--- Data entries ---
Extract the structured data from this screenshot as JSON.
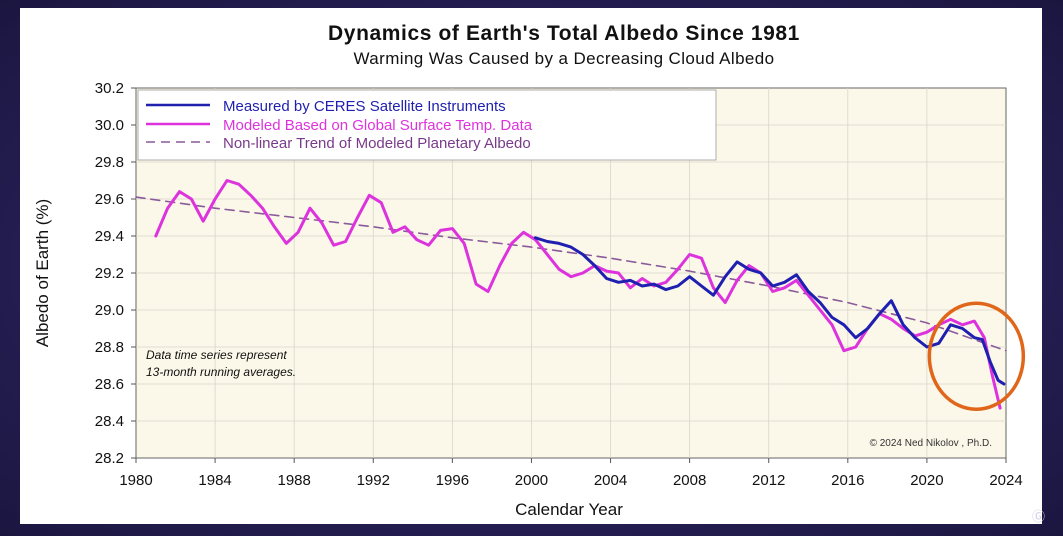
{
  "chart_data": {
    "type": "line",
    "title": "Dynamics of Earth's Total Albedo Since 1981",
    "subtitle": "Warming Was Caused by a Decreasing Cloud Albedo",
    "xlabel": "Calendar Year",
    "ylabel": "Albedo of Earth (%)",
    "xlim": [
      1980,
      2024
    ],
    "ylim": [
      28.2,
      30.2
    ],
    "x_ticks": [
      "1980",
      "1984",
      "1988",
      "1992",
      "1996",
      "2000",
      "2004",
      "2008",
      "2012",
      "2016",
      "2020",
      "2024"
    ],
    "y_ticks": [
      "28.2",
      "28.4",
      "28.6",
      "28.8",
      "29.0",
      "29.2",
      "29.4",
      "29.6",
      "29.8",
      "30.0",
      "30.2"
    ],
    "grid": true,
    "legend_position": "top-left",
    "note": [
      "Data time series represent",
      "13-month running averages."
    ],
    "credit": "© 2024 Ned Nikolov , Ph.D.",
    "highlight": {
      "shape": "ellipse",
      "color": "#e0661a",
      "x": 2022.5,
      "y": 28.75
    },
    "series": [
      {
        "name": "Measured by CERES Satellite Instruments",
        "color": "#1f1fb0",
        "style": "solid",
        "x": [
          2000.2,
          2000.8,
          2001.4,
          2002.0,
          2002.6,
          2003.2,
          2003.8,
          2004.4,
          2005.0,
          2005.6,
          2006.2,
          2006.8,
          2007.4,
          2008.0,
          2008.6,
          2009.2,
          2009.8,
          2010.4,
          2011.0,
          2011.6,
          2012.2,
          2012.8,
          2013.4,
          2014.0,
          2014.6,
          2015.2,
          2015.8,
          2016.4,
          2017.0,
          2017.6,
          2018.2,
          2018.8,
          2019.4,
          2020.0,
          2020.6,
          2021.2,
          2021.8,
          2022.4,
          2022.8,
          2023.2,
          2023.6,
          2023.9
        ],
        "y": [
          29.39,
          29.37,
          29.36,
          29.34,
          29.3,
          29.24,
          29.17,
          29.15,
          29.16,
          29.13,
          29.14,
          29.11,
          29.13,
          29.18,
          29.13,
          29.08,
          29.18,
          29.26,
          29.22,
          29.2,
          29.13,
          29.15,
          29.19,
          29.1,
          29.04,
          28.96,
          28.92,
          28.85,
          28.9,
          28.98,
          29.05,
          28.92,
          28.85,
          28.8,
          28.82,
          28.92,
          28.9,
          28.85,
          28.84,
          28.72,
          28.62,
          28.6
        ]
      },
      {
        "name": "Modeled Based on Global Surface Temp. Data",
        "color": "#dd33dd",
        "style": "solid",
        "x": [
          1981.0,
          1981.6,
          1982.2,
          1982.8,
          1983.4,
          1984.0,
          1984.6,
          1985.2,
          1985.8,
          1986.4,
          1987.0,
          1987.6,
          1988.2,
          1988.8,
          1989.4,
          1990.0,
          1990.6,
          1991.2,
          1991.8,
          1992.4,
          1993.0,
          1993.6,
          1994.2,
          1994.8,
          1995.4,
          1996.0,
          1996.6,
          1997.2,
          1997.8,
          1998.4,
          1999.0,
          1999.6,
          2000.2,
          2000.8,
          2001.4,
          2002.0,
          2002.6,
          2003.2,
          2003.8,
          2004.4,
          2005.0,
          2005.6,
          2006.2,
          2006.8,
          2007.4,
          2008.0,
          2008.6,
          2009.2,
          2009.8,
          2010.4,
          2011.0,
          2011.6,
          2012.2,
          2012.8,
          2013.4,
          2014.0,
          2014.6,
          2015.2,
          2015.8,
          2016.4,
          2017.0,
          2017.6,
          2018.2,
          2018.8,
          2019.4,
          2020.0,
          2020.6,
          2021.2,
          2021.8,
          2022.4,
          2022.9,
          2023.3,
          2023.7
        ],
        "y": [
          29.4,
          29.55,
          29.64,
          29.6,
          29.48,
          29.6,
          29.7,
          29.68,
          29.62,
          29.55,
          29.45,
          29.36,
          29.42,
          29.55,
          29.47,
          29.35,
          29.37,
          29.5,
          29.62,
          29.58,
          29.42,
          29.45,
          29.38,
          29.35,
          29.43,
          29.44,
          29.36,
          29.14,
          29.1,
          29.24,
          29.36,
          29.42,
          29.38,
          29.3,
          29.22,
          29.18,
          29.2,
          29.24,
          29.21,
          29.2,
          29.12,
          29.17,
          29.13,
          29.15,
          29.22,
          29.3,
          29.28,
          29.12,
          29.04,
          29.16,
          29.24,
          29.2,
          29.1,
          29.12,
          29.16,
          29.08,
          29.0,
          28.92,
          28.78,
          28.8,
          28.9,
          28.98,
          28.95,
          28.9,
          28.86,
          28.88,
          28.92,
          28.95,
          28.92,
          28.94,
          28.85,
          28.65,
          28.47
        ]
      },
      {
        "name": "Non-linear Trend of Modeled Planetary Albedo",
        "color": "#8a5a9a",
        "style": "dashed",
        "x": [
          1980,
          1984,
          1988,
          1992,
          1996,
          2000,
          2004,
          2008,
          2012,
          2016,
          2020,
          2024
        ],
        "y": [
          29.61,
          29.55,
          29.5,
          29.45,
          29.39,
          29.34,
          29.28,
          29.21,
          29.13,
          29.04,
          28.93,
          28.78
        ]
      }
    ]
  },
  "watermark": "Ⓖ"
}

--- What needs to be done ---
Identify every line where the string "name" appears.

--- Written solution ---
        "name": "Measured by CERES Satellite Instruments",
        "name": "Modeled Based on Global Surface Temp. Data",
        "name": "Non-linear Trend of Modeled Planetary Albedo",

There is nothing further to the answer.